■ Prompt:
Find the lines below that contain the string "this". Copy each one.

>> Start Dataset entries

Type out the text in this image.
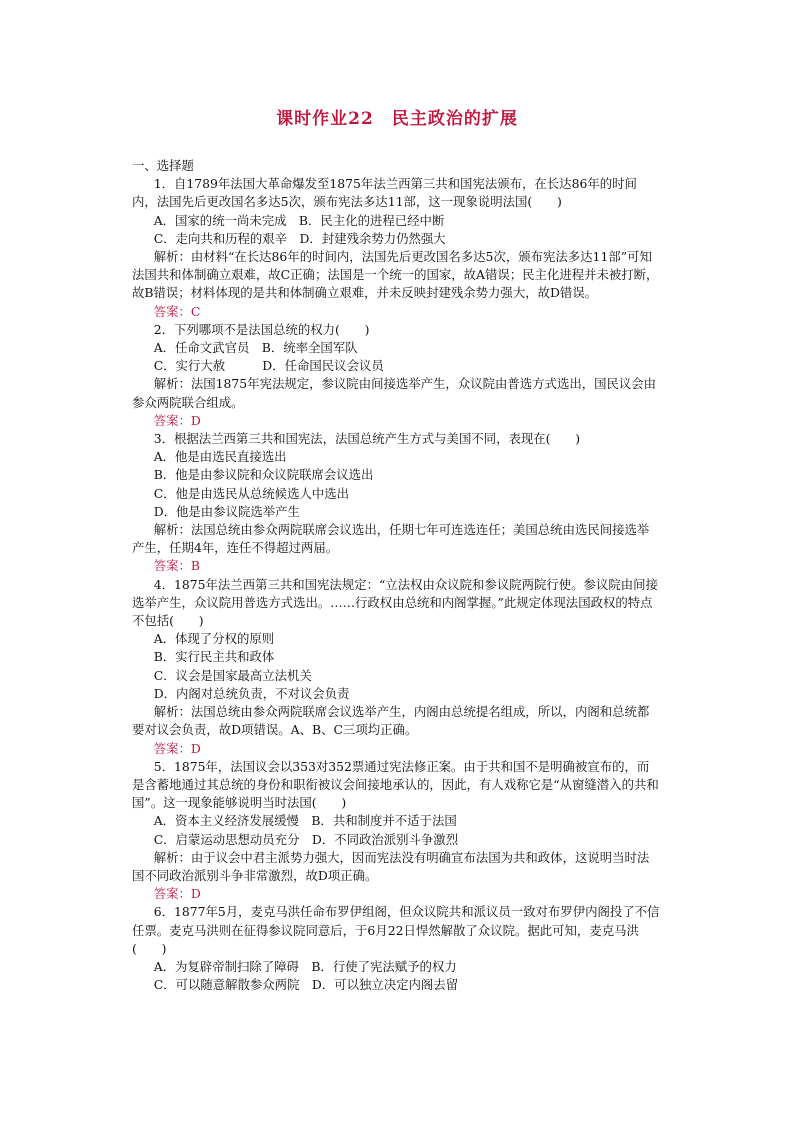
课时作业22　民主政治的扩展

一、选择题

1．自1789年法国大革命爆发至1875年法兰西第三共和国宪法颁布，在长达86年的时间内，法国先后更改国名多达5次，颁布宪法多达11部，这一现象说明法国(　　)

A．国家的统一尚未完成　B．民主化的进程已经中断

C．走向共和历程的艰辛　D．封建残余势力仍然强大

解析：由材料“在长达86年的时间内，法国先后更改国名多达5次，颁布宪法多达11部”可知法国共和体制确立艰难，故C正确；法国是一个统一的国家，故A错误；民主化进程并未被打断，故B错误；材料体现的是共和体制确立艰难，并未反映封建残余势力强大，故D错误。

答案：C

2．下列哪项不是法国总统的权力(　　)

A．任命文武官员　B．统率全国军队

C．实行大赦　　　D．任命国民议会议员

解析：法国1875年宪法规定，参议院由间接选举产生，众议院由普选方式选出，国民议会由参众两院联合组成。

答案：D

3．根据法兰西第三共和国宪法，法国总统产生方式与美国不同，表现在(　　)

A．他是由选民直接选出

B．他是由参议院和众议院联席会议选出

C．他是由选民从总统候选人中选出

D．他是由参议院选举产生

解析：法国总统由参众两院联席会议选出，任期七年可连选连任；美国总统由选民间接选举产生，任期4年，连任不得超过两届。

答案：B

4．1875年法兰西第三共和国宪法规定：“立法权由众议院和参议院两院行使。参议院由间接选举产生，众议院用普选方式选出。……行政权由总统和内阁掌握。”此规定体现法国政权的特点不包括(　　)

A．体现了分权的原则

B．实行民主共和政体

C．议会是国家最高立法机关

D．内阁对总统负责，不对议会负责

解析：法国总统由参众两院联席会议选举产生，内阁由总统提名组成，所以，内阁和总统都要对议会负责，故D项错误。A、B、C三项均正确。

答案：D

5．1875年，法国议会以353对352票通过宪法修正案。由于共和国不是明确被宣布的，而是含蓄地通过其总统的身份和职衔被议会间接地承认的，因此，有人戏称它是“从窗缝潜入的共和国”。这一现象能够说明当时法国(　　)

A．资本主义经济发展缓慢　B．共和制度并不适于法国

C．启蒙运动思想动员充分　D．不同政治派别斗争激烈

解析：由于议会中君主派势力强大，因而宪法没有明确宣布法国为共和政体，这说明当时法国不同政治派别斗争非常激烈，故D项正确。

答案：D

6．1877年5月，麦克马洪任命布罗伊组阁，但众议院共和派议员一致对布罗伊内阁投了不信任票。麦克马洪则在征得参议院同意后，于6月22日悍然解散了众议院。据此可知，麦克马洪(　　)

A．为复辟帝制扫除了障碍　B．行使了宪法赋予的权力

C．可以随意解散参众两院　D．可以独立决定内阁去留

>> End Dataset entries
>> Start Dataset entries

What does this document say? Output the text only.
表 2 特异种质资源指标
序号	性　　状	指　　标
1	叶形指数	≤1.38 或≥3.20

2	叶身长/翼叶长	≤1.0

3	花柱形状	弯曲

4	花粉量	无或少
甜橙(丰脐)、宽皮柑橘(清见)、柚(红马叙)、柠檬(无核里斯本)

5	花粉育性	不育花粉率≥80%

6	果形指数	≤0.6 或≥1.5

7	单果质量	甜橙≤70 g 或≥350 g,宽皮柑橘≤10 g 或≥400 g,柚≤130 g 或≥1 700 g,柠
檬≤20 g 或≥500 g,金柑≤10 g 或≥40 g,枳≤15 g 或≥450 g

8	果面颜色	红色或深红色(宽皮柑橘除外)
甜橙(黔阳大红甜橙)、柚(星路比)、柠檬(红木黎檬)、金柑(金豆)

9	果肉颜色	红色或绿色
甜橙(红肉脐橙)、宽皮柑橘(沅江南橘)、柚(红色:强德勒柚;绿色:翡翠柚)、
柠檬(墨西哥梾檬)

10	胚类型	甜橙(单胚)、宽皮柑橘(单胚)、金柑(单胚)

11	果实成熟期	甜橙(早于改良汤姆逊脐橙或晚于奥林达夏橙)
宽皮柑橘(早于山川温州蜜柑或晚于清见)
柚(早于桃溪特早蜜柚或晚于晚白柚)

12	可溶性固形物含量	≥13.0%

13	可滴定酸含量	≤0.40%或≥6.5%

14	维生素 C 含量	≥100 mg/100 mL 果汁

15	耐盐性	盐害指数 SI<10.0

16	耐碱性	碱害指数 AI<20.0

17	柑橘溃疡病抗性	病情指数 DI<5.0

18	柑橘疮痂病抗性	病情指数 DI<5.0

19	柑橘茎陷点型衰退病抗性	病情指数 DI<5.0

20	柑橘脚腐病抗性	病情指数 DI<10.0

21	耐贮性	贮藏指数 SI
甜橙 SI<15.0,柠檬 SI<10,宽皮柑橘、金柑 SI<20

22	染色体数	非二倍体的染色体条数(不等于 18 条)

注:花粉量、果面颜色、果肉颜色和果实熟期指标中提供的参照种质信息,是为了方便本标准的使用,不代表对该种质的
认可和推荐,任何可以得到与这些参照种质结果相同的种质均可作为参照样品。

>> End Dataset entries

■ Correct output:
Type out the text in this image.
What does this document say? Output the text only.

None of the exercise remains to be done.